The records below hold pictures; please leave those out and retype the rest exactly.

>> begin Records provided

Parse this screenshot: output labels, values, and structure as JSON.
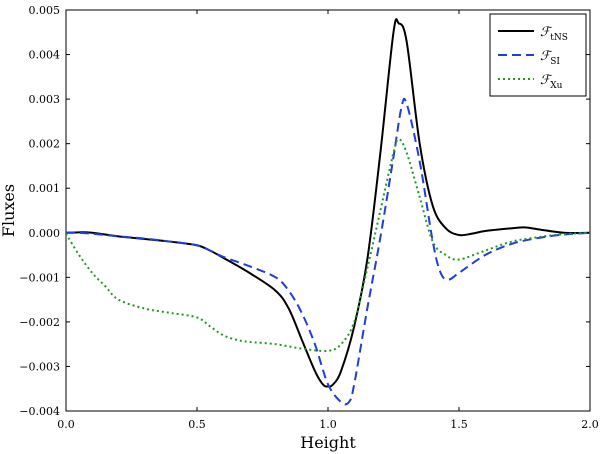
{
  "chart_data": {
    "type": "line",
    "xlabel": "Height",
    "ylabel": "Fluxes",
    "xlim": [
      0.0,
      2.0
    ],
    "ylim": [
      -0.004,
      0.005
    ],
    "x_ticks": [
      "0.0",
      "0.5",
      "1.0",
      "1.5",
      "2.0"
    ],
    "y_ticks": [
      "−0.004",
      "−0.003",
      "−0.002",
      "−0.001",
      "0.000",
      "0.001",
      "0.002",
      "0.003",
      "0.004",
      "0.005"
    ],
    "legend_position": "top-right",
    "series": [
      {
        "name": "ℱ",
        "subscript": "tNS",
        "color": "#000000",
        "style": "solid",
        "points": [
          [
            0.0,
            0.0
          ],
          [
            0.05,
            1e-05
          ],
          [
            0.1,
            0.0
          ],
          [
            0.2,
            -8e-05
          ],
          [
            0.3,
            -0.00014
          ],
          [
            0.4,
            -0.0002
          ],
          [
            0.5,
            -0.00028
          ],
          [
            0.55,
            -0.0004
          ],
          [
            0.6,
            -0.00056
          ],
          [
            0.7,
            -0.0009
          ],
          [
            0.8,
            -0.0013
          ],
          [
            0.85,
            -0.0017
          ],
          [
            0.9,
            -0.0024
          ],
          [
            0.95,
            -0.0031
          ],
          [
            0.98,
            -0.0034
          ],
          [
            1.0,
            -0.00345
          ],
          [
            1.02,
            -0.0034
          ],
          [
            1.05,
            -0.0031
          ],
          [
            1.1,
            -0.0021
          ],
          [
            1.15,
            -0.0006
          ],
          [
            1.2,
            0.0018
          ],
          [
            1.25,
            0.0045
          ],
          [
            1.27,
            0.0047
          ],
          [
            1.3,
            0.0043
          ],
          [
            1.35,
            0.002
          ],
          [
            1.4,
            0.0006
          ],
          [
            1.45,
            0.0001
          ],
          [
            1.5,
            -5e-05
          ],
          [
            1.55,
            -2e-05
          ],
          [
            1.6,
            4e-05
          ],
          [
            1.7,
            0.0001
          ],
          [
            1.75,
            0.00012
          ],
          [
            1.8,
            8e-05
          ],
          [
            1.9,
            0.0
          ],
          [
            2.0,
            0.0
          ]
        ]
      },
      {
        "name": "ℱ",
        "subscript": "SI",
        "color": "#1f3fd6",
        "style": "dashed",
        "points": [
          [
            0.0,
            0.0
          ],
          [
            0.05,
            0.0
          ],
          [
            0.1,
            -2e-05
          ],
          [
            0.2,
            -8e-05
          ],
          [
            0.3,
            -0.00013
          ],
          [
            0.4,
            -0.0002
          ],
          [
            0.5,
            -0.00028
          ],
          [
            0.55,
            -0.0004
          ],
          [
            0.6,
            -0.00054
          ],
          [
            0.7,
            -0.00075
          ],
          [
            0.8,
            -0.001
          ],
          [
            0.85,
            -0.0013
          ],
          [
            0.9,
            -0.0018
          ],
          [
            0.95,
            -0.0025
          ],
          [
            1.0,
            -0.0034
          ],
          [
            1.05,
            -0.0038
          ],
          [
            1.08,
            -0.0038
          ],
          [
            1.1,
            -0.0034
          ],
          [
            1.15,
            -0.0017
          ],
          [
            1.2,
            -0.0001
          ],
          [
            1.25,
            0.0017
          ],
          [
            1.28,
            0.0028
          ],
          [
            1.3,
            0.0029
          ],
          [
            1.35,
            0.0016
          ],
          [
            1.4,
            -0.0002
          ],
          [
            1.43,
            -0.0009
          ],
          [
            1.46,
            -0.00105
          ],
          [
            1.5,
            -0.0009
          ],
          [
            1.6,
            -0.0005
          ],
          [
            1.7,
            -0.00025
          ],
          [
            1.8,
            -0.00012
          ],
          [
            1.9,
            -4e-05
          ],
          [
            2.0,
            0.0
          ]
        ]
      },
      {
        "name": "ℱ",
        "subscript": "Xu",
        "color": "#1e9a1e",
        "style": "dotted",
        "points": [
          [
            0.0,
            -2e-05
          ],
          [
            0.05,
            -0.0005
          ],
          [
            0.1,
            -0.0009
          ],
          [
            0.15,
            -0.0012
          ],
          [
            0.2,
            -0.0015
          ],
          [
            0.3,
            -0.0017
          ],
          [
            0.4,
            -0.0018
          ],
          [
            0.5,
            -0.0019
          ],
          [
            0.55,
            -0.0021
          ],
          [
            0.6,
            -0.0023
          ],
          [
            0.65,
            -0.0024
          ],
          [
            0.7,
            -0.00245
          ],
          [
            0.8,
            -0.0025
          ],
          [
            0.9,
            -0.0026
          ],
          [
            1.0,
            -0.00265
          ],
          [
            1.05,
            -0.0025
          ],
          [
            1.1,
            -0.002
          ],
          [
            1.15,
            -0.0008
          ],
          [
            1.2,
            0.0005
          ],
          [
            1.25,
            0.0018
          ],
          [
            1.27,
            0.0021
          ],
          [
            1.3,
            0.0018
          ],
          [
            1.35,
            0.0008
          ],
          [
            1.4,
            -0.0002
          ],
          [
            1.45,
            -0.0005
          ],
          [
            1.5,
            -0.0006
          ],
          [
            1.6,
            -0.0004
          ],
          [
            1.7,
            -0.0002
          ],
          [
            1.8,
            -0.0001
          ],
          [
            1.9,
            -3e-05
          ],
          [
            2.0,
            0.0
          ]
        ]
      }
    ]
  }
}
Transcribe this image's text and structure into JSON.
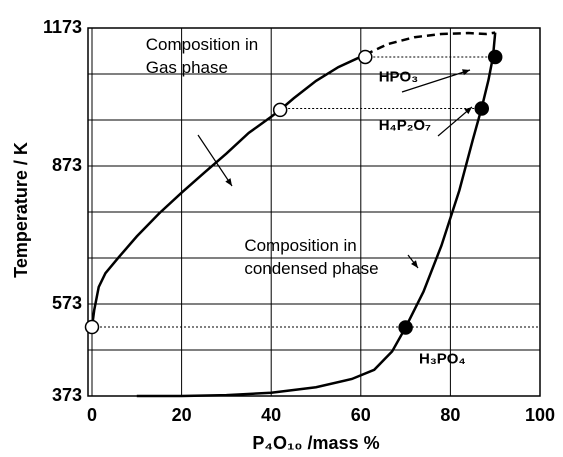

>> end Records provided

**Solution to the problem**
Parse this screenshot: output labels, values, and structure as JSON.
{
  "chart_data": {
    "type": "line",
    "xlabel": "Height",
    "ylabel": "Fluxes",
    "xlim": [
      0.0,
      2.0
    ],
    "ylim": [
      -0.004,
      0.005
    ],
    "x_ticks": [
      "0.0",
      "0.5",
      "1.0",
      "1.5",
      "2.0"
    ],
    "y_ticks": [
      "−0.004",
      "−0.003",
      "−0.002",
      "−0.001",
      "0.000",
      "0.001",
      "0.002",
      "0.003",
      "0.004",
      "0.005"
    ],
    "legend_position": "top-right",
    "series": [
      {
        "name": "ℱ",
        "subscript": "tNS",
        "color": "#000000",
        "style": "solid",
        "points": [
          [
            0.0,
            0.0
          ],
          [
            0.05,
            1e-05
          ],
          [
            0.1,
            0.0
          ],
          [
            0.2,
            -8e-05
          ],
          [
            0.3,
            -0.00014
          ],
          [
            0.4,
            -0.0002
          ],
          [
            0.5,
            -0.00028
          ],
          [
            0.55,
            -0.0004
          ],
          [
            0.6,
            -0.00056
          ],
          [
            0.7,
            -0.0009
          ],
          [
            0.8,
            -0.0013
          ],
          [
            0.85,
            -0.0017
          ],
          [
            0.9,
            -0.0024
          ],
          [
            0.95,
            -0.0031
          ],
          [
            0.98,
            -0.0034
          ],
          [
            1.0,
            -0.00345
          ],
          [
            1.02,
            -0.0034
          ],
          [
            1.05,
            -0.0031
          ],
          [
            1.1,
            -0.0021
          ],
          [
            1.15,
            -0.0006
          ],
          [
            1.2,
            0.0018
          ],
          [
            1.25,
            0.0045
          ],
          [
            1.27,
            0.0047
          ],
          [
            1.3,
            0.0043
          ],
          [
            1.35,
            0.002
          ],
          [
            1.4,
            0.0006
          ],
          [
            1.45,
            0.0001
          ],
          [
            1.5,
            -5e-05
          ],
          [
            1.55,
            -2e-05
          ],
          [
            1.6,
            4e-05
          ],
          [
            1.7,
            0.0001
          ],
          [
            1.75,
            0.00012
          ],
          [
            1.8,
            8e-05
          ],
          [
            1.9,
            0.0
          ],
          [
            2.0,
            0.0
          ]
        ]
      },
      {
        "name": "ℱ",
        "subscript": "SI",
        "color": "#1f3fd6",
        "style": "dashed",
        "points": [
          [
            0.0,
            0.0
          ],
          [
            0.05,
            0.0
          ],
          [
            0.1,
            -2e-05
          ],
          [
            0.2,
            -8e-05
          ],
          [
            0.3,
            -0.00013
          ],
          [
            0.4,
            -0.0002
          ],
          [
            0.5,
            -0.00028
          ],
          [
            0.55,
            -0.0004
          ],
          [
            0.6,
            -0.00054
          ],
          [
            0.7,
            -0.00075
          ],
          [
            0.8,
            -0.001
          ],
          [
            0.85,
            -0.0013
          ],
          [
            0.9,
            -0.0018
          ],
          [
            0.95,
            -0.0025
          ],
          [
            1.0,
            -0.0034
          ],
          [
            1.05,
            -0.0038
          ],
          [
            1.08,
            -0.0038
          ],
          [
            1.1,
            -0.0034
          ],
          [
            1.15,
            -0.0017
          ],
          [
            1.2,
            -0.0001
          ],
          [
            1.25,
            0.0017
          ],
          [
            1.28,
            0.0028
          ],
          [
            1.3,
            0.0029
          ],
          [
            1.35,
            0.0016
          ],
          [
            1.4,
            -0.0002
          ],
          [
            1.43,
            -0.0009
          ],
          [
            1.46,
            -0.00105
          ],
          [
            1.5,
            -0.0009
          ],
          [
            1.6,
            -0.0005
          ],
          [
            1.7,
            -0.00025
          ],
          [
            1.8,
            -0.00012
          ],
          [
            1.9,
            -4e-05
          ],
          [
            2.0,
            0.0
          ]
        ]
      },
      {
        "name": "ℱ",
        "subscript": "Xu",
        "color": "#1e9a1e",
        "style": "dotted",
        "points": [
          [
            0.0,
            -2e-05
          ],
          [
            0.05,
            -0.0005
          ],
          [
            0.1,
            -0.0009
          ],
          [
            0.15,
            -0.0012
          ],
          [
            0.2,
            -0.0015
          ],
          [
            0.3,
            -0.0017
          ],
          [
            0.4,
            -0.0018
          ],
          [
            0.5,
            -0.0019
          ],
          [
            0.55,
            -0.0021
          ],
          [
            0.6,
            -0.0023
          ],
          [
            0.65,
            -0.0024
          ],
          [
            0.7,
            -0.00245
          ],
          [
            0.8,
            -0.0025
          ],
          [
            0.9,
            -0.0026
          ],
          [
            1.0,
            -0.00265
          ],
          [
            1.05,
            -0.0025
          ],
          [
            1.1,
            -0.002
          ],
          [
            1.15,
            -0.0008
          ],
          [
            1.2,
            0.0005
          ],
          [
            1.25,
            0.0018
          ],
          [
            1.27,
            0.0021
          ],
          [
            1.3,
            0.0018
          ],
          [
            1.35,
            0.0008
          ],
          [
            1.4,
            -0.0002
          ],
          [
            1.45,
            -0.0005
          ],
          [
            1.5,
            -0.0006
          ],
          [
            1.6,
            -0.0004
          ],
          [
            1.7,
            -0.0002
          ],
          [
            1.8,
            -0.0001
          ],
          [
            1.9,
            -3e-05
          ],
          [
            2.0,
            0.0
          ]
        ]
      }
    ]
  }
}
Transcribe this image's text and structure into JSON.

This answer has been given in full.